Work to be completed:
Only lines with the word "Eastern" are needed; collect each of them from the listing below.
═══ Data for this task ═══
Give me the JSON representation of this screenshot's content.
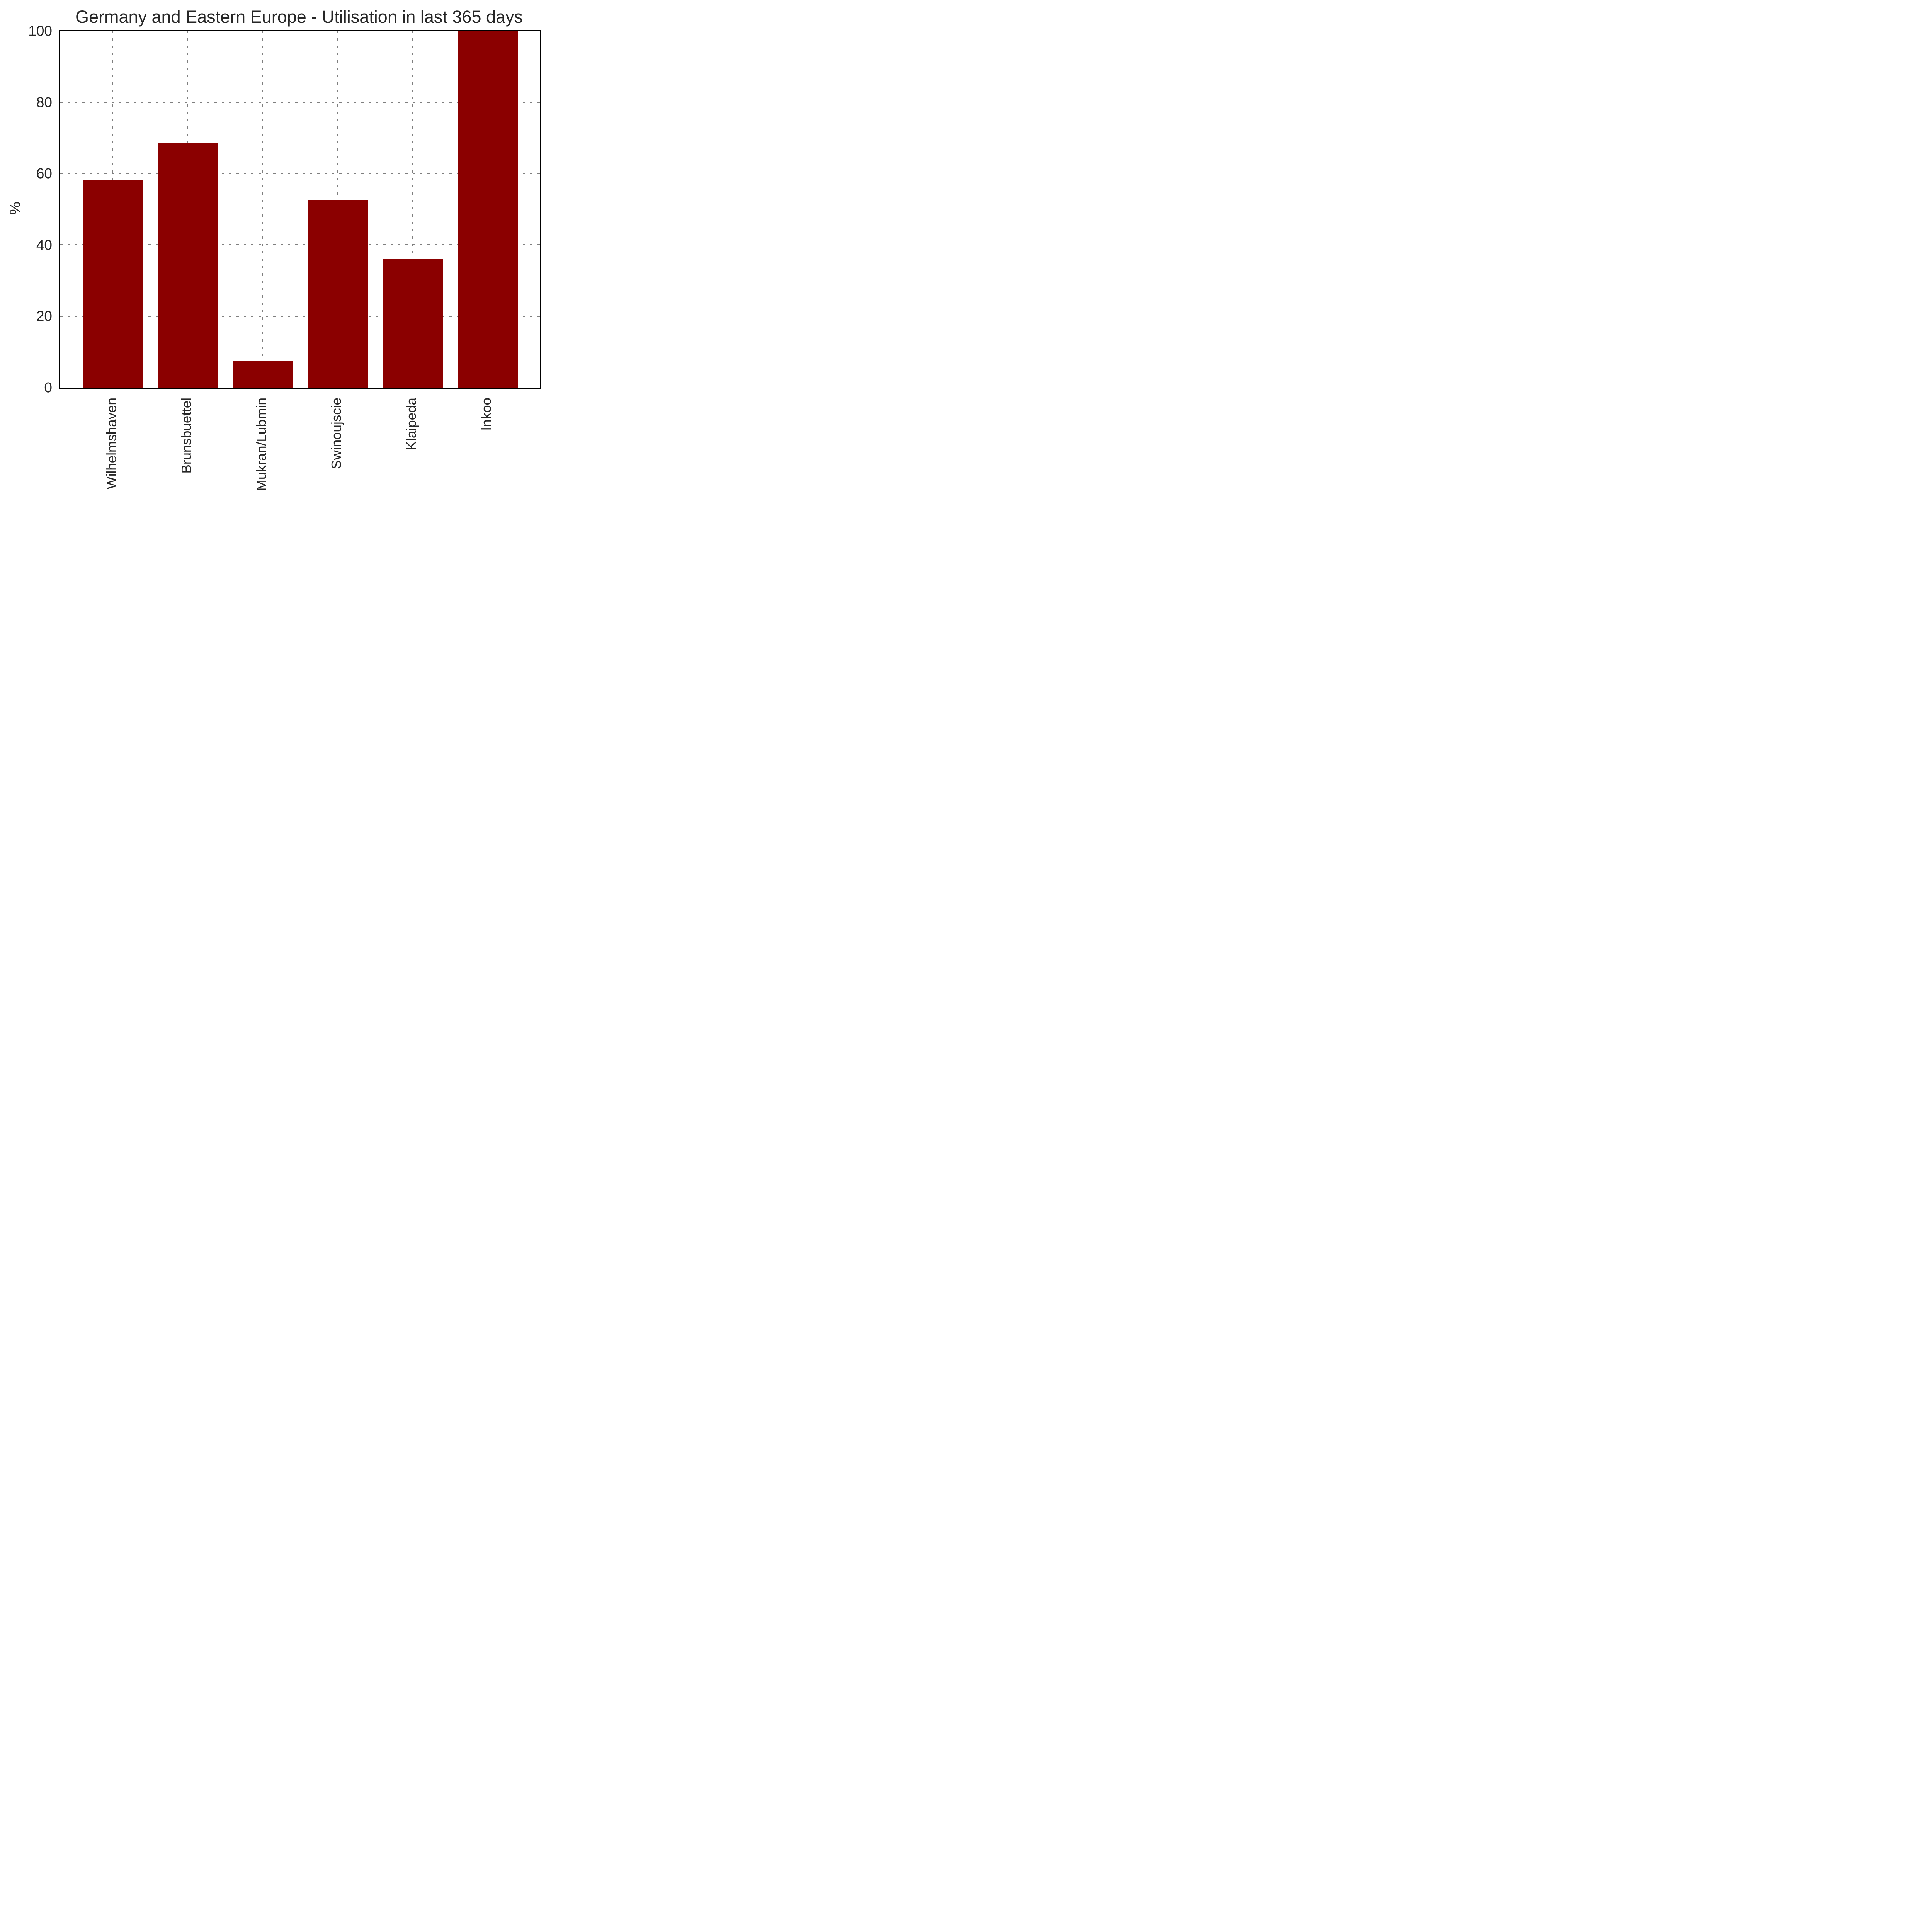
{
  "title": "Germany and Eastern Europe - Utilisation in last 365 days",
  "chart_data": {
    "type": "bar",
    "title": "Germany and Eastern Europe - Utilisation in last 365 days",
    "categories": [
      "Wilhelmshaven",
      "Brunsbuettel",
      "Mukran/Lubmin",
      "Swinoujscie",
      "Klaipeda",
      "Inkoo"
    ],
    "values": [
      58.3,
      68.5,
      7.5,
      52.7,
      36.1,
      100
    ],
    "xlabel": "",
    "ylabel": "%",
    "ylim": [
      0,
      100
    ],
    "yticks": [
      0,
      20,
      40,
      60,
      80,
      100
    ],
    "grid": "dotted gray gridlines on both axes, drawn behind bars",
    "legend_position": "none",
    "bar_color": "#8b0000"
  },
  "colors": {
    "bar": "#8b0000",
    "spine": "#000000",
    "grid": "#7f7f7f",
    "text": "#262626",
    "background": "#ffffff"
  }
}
═══
Task result:
  "title": "Germany and Eastern Europe - Utilisation in last 365 days",
    "title": "Germany and Eastern Europe - Utilisation in last 365 days",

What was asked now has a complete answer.